WORK INSTRUCTION: Using the data below, copy out all lines with the word "home".

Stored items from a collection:

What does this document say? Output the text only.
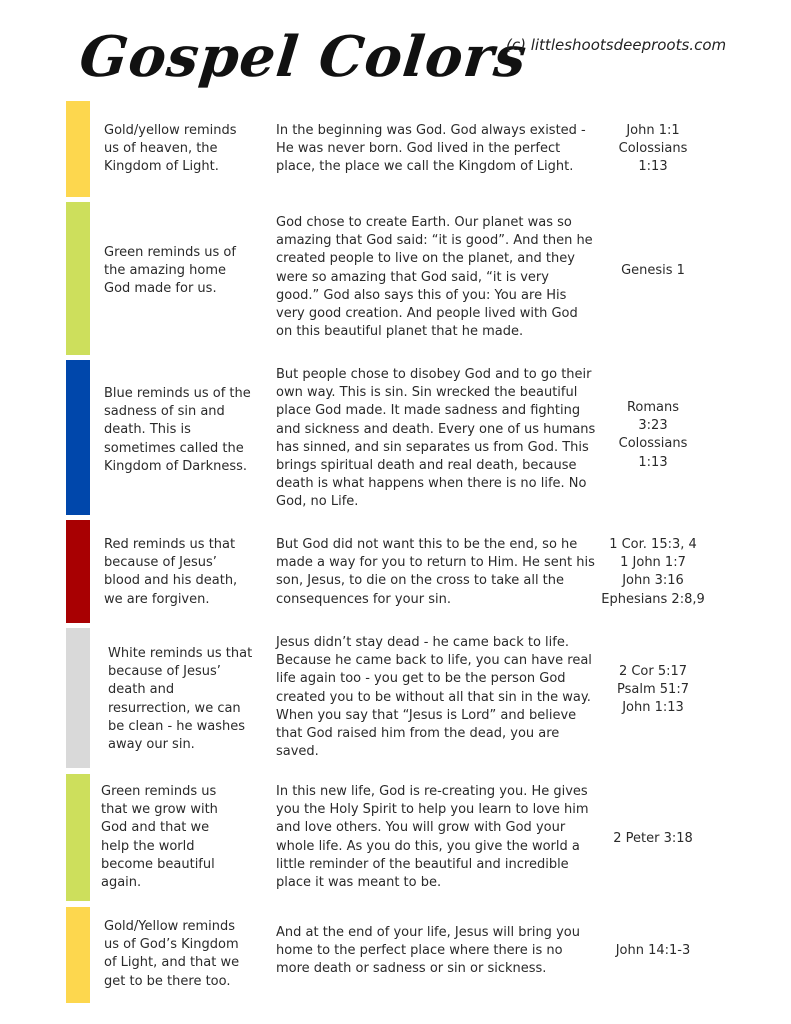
Gospel Colors
(c) littleshootsdeeproots.com
Gold/yellow reminds us of heaven, the Kingdom of Light.
In the beginning was God. God always existed - He was never born. God lived in the perfect place, the place we call the Kingdom of Light.
John 1:1
Colossians
1:13
Green reminds us of the amazing home God made for us.
God chose to create Earth. Our planet was so amazing that God said: “it is good”. And then he created people to live on the planet, and they were so amazing that God said, “it is very good.” God also says this of you: You are His very good creation. And people lived with God on this beautiful planet that he made.
Genesis 1
Blue reminds us of the sadness of sin and death. This is sometimes called the Kingdom of Darkness.
But people chose to disobey God and to go their own way. This is sin. Sin wrecked the beautiful place God made. It made sadness and fighting and sickness and death. Every one of us humans has sinned, and sin separates us from God. This brings spiritual death and real death, because death is what happens when there is no life. No God, no Life.
Romans
3:23
Colossians
1:13
Red reminds us that because of Jesus’ blood and his death, we are forgiven.
But God did not want this to be the end, so he made a way for you to return to Him. He sent his son, Jesus, to die on the cross to take all the consequences for your sin.
1 Cor. 15:3, 4
1 John 1:7
John 3:16
Ephesians 2:8,9
White reminds us that because of Jesus’ death and resurrection, we can be clean - he washes away our sin.
Jesus didn’t stay dead - he came back to life. Because he came back to life, you can have real life again too - you get to be the person God created you to be without all that sin in the way. When you say that “Jesus is Lord” and believe that God raised him from the dead, you are saved.
2 Cor 5:17
Psalm 51:7
John 1:13
Green reminds us that we grow with God and that we help the world become beautiful again.
In this new life, God is re-creating you. He gives you the Holy Spirit to help you learn to love him and love others. You will grow with God your whole life. As you do this, you give the world a little reminder of the beautiful and incredible place it was meant to be.
2 Peter 3:18
Gold/Yellow reminds us of God’s Kingdom of Light, and that we get to be there too.
And at the end of your life, Jesus will bring you home to the perfect place where there is no more death or sadness or sin or sickness.
John 14:1-3
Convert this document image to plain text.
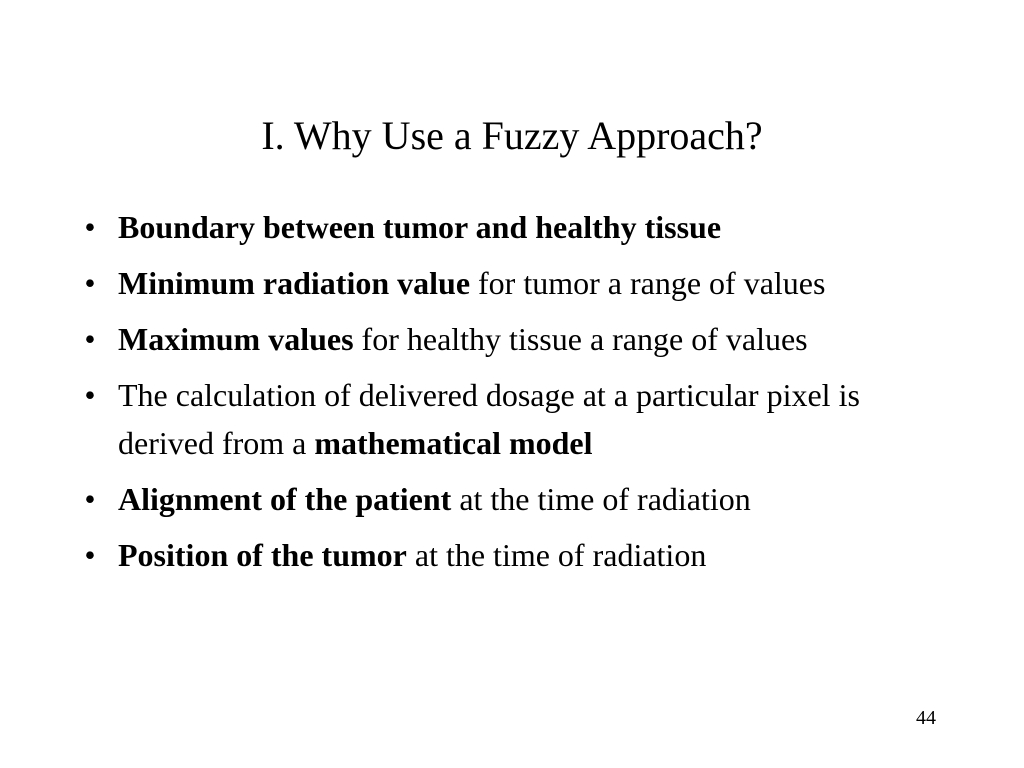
I. Why Use a Fuzzy Approach?
• Boundary between tumor and healthy tissue
• Minimum radiation value for tumor a range of values
• Maximum values for healthy tissue a range of values
• The calculation of delivered dosage at a particular pixel is derived from a mathematical model
• Alignment of the patient at the time of radiation
• Position of the tumor at the time of radiation
44
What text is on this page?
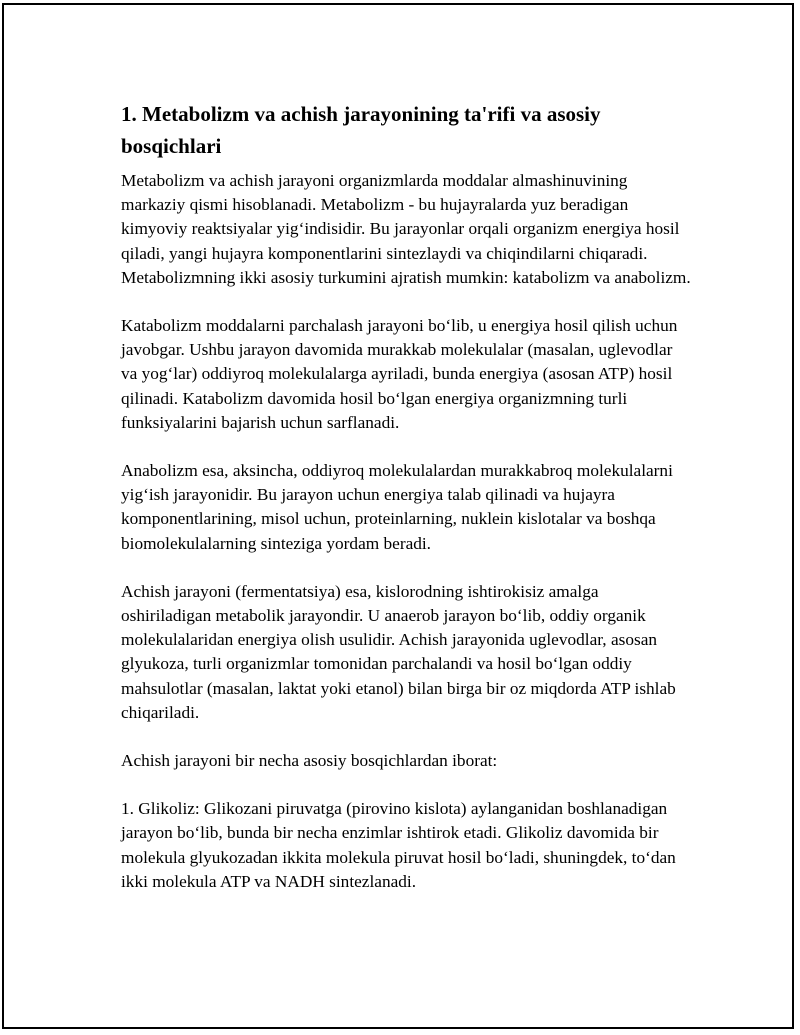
1. Metabolizm va achish jarayonining ta'rifi va asosiy bosqichlari

Metabolizm va achish jarayoni organizmlarda moddalar almashinuvining markaziy qismi hisoblanadi. Metabolizm - bu hujayralarda yuz beradigan kimyoviy reaktsiyalar yig‘indisidir. Bu jarayonlar orqali organizm energiya hosil qiladi, yangi hujayra komponentlarini sintezlaydi va chiqindilarni chiqaradi. Metabolizmning ikki asosiy turkumini ajratish mumkin: katabolizm va anabolizm.

Katabolizm moddalarni parchalash jarayoni bo‘lib, u energiya hosil qilish uchun javobgar. Ushbu jarayon davomida murakkab molekulalar (masalan, uglevodlar va yog‘lar) oddiyroq molekulalarga ayriladi, bunda energiya (asosan ATP) hosil qilinadi. Katabolizm davomida hosil bo‘lgan energiya organizmning turli funksiyalarini bajarish uchun sarflanadi.

Anabolizm esa, aksincha, oddiyroq molekulalardan murakkabroq molekulalarni yig‘ish jarayonidir. Bu jarayon uchun energiya talab qilinadi va hujayra komponentlarining, misol uchun, proteinlarning, nuklein kislotalar va boshqa biomolekulalarning sinteziga yordam beradi.

Achish jarayoni (fermentatsiya) esa, kislorodning ishtirokisiz amalga oshiriladigan metabolik jarayondir. U anaerob jarayon bo‘lib, oddiy organik molekulalaridan energiya olish usulidir. Achish jarayonida uglevodlar, asosan glyukoza, turli organizmlar tomonidan parchalandi va hosil bo‘lgan oddiy mahsulotlar (masalan, laktat yoki etanol) bilan birga bir oz miqdorda ATP ishlab chiqariladi.

Achish jarayoni bir necha asosiy bosqichlardan iborat:

1. Glikoliz: Glikozani piruvatga (pirovino kislota) aylanganidan boshlanadigan jarayon bo‘lib, bunda bir necha enzimlar ishtirok etadi. Glikoliz davomida bir molekula glyukozadan ikkita molekula piruvat hosil bo‘ladi, shuningdek, to‘dan ikki molekula ATP va NADH sintezlanadi.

YOUR SOLUTION:
Green reminds us of the amazing home God made for us.
And at the end of your life, Jesus will bring you home to the perfect place where there is no more death or sadness or sin or sickness.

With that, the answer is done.